### WHAT YOU WILL DO:
a - According to the essay on why the United States is attacked, in how many of the world's active or semi-active crises is the US involved?
b - Write the next part of the essay on why the United States is attacked, picking up after its final sentence.

### READING TEXT:
********************
So, what about the first and second versions?

Is America attacked for what it is or for what it does?

President Bush, and most other Republicans, favor the first version. In his speech in New York last week, accepting the presidential nomination, George W. Bush described the United States as “the hope of the oppressed, the greatest force for good on earth”, and implied that those who attacked it represented universal evil.

Those who favor this version point to the freedom the Americans enjoy, the openness of their society, the tolerance that the US has for all beliefs and life styles, and, of course, American wealth and scientific progress that is supposed to arouse the jealousy of “the forces of evil”.

Others, like Ms. Nancy Pelosi, the Democrat Party’s leader in the House of Representatives, and others of her camp, uphold the second version: The US is attacked for what it does. At one point Ms. Pelosi even compared Osama Bin Laden, the leader of the Al-Qaeda terrorist group, to the American “Founding Fathers” who had, according to her, also been “religious zealots.”

Those who favor this version come up with their list of real or imagined “wrongs” that the US has done: Supporting Israel against the Arabs, refusing to join the Kyoto environmental accords, backing dictators of the right, such as Anastasio Somosa while knocking dictators of the left such as Fidel Castro, and, digging deep into history, the mass murder of native Americans and the oppression of black slaves and their descendants.

The final report of the Congressional committee set up by Bush to examine the causes of the Sept. 11tragedy, tries to reflect both versions. As a result, the report is based on faulty analysis and offers a defensive strategy that, if implemented, could make the US more vulnerable to terrorist attacks.

But what if the two versions are really one? Is it not possible to say that the United States does what it does because it is what it is?

Over 2000 years ago Aristotle taught that character is action. In other words: You are what you do, and do not.

So, what is the United States?

The simplest answer is this: It is the only global power in the sense that what it does or does not has a direct major effect on most aspects of international life. The US is the world’s biggest market. A small recession in the US economy could wipe out millions of jobs in more than 100 countries. At the same time the US is the only country with the military and political clout to tip the balance in most issues. It is thus no surprise that the US is involved in all the 66 active or semi-active crises in the world, often as guarantor of fragile peace deals.
********************
(Extracted records)
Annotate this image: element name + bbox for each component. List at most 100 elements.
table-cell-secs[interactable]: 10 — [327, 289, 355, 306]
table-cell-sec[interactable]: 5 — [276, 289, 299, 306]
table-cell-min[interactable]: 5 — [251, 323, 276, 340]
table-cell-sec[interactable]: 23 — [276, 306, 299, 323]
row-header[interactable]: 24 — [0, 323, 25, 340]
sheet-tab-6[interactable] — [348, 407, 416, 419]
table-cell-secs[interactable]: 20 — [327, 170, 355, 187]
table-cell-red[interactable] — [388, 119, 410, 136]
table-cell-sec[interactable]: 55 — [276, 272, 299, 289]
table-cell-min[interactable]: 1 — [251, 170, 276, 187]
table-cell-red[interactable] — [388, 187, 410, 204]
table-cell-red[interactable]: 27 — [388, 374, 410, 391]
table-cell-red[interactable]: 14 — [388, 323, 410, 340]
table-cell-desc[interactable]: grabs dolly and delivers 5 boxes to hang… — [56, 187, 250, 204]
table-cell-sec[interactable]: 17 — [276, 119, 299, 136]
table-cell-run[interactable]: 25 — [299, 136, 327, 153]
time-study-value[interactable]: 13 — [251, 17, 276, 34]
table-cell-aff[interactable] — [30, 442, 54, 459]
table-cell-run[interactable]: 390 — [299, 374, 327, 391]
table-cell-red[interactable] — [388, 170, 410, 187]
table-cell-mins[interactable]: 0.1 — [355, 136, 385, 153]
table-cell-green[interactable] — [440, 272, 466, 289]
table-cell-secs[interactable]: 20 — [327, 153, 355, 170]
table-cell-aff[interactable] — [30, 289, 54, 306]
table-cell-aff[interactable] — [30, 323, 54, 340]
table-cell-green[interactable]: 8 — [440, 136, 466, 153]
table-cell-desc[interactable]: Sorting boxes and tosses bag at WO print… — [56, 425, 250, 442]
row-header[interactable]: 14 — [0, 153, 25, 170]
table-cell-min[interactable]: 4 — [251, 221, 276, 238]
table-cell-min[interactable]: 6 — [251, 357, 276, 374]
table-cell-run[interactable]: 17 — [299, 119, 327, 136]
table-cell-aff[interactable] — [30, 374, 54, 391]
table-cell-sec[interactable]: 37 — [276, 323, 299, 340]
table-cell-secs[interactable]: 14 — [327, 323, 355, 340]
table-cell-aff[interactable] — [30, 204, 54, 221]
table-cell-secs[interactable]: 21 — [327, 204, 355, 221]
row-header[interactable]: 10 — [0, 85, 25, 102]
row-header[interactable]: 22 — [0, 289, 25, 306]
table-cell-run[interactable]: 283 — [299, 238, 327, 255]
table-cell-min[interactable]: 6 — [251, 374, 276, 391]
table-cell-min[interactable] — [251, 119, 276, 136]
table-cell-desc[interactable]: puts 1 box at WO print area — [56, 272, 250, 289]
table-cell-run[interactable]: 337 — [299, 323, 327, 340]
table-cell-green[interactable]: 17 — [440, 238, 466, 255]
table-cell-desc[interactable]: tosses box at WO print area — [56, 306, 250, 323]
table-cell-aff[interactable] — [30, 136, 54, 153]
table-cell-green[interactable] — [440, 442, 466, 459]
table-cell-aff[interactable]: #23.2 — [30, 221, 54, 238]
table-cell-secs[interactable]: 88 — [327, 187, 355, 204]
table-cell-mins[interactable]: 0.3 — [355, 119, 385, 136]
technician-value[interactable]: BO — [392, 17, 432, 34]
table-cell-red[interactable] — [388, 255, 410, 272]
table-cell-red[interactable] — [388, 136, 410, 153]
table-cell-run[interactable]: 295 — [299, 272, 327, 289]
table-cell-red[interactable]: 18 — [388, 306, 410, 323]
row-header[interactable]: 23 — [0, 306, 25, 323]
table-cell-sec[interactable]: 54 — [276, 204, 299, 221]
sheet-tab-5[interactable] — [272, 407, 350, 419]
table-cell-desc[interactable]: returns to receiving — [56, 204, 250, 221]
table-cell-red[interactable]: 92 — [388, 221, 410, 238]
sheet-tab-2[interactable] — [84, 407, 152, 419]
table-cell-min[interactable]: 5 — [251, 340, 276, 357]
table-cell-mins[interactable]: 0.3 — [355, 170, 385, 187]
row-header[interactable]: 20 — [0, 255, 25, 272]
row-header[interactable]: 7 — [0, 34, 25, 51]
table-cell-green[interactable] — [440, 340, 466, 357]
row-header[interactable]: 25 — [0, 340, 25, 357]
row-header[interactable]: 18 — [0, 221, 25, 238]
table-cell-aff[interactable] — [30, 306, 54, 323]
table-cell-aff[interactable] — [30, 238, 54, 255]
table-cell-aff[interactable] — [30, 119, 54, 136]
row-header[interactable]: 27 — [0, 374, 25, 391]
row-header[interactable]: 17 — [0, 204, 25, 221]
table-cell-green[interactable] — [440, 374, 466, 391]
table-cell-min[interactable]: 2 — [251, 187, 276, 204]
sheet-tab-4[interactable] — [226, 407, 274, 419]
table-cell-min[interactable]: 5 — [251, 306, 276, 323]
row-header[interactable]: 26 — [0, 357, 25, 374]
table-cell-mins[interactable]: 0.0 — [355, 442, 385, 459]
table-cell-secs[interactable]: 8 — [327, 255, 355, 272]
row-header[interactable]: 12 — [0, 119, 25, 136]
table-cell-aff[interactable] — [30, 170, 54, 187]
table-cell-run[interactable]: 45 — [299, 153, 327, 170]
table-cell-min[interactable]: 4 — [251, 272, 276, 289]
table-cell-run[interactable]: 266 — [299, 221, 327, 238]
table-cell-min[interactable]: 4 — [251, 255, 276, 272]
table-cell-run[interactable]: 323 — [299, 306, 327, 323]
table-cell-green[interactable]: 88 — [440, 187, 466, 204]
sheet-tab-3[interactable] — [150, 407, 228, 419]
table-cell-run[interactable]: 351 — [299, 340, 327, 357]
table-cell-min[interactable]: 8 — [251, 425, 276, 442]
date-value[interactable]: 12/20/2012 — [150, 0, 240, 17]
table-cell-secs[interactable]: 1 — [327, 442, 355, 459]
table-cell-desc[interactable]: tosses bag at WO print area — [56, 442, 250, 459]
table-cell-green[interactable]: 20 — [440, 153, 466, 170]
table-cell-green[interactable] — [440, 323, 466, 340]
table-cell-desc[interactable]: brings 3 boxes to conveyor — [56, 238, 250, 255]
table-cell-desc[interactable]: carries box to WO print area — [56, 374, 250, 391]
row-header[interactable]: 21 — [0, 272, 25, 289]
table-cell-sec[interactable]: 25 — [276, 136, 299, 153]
********************
### ANSWERS FOR THE TASKS:
a - All 66 of them.

b -
Needless to say everyone would like to deploy American power in his own favor. Some see the US as an 800-pound gorilla that is useful for heavy lifting but becomes suspect if it manifests a judgment of its own.

Some Arabs are sore because the US would not let them march in and wipe Israel off the map. Some Israelis are sore because the US is not prepared to back the mass expulsion of Palestinians from the West Bank.

The Indians resent that the US would not allow them to teach Pakistan a lesson. The Pakistanis are sore because the does not sell them the weapons that could tip the military balance against India.

The mullas of Tehran hate the US because it would not let them create a Khomeinist mini-empire in the region.

Nostalgics of the Shah hate the US because it refuses to march on Tehran to topple the mullas. Slobodan Milosevic and other Serbian mass murders now in jail or in hiding know that without US intervention no one could have stopped the genocides that they had organized.

In Afghanistan, the Taleban, and the drug barons and fanatical mullas who prospered under them, know that had it not been for US intervention they would still be in power in Kabul. The Baathist know that had the US not marched on Baghdad, Saddam Hussein would still be ruling from one of his palaces rather than doing the crosswords in his jail cell.

The logical conclusion of the theory that America is attacked because of what it does is to hand over American policy to its enemies and critics.

And, if Sept. 11 teaches the Americans one lesson it must be precisely not to allow that to happen.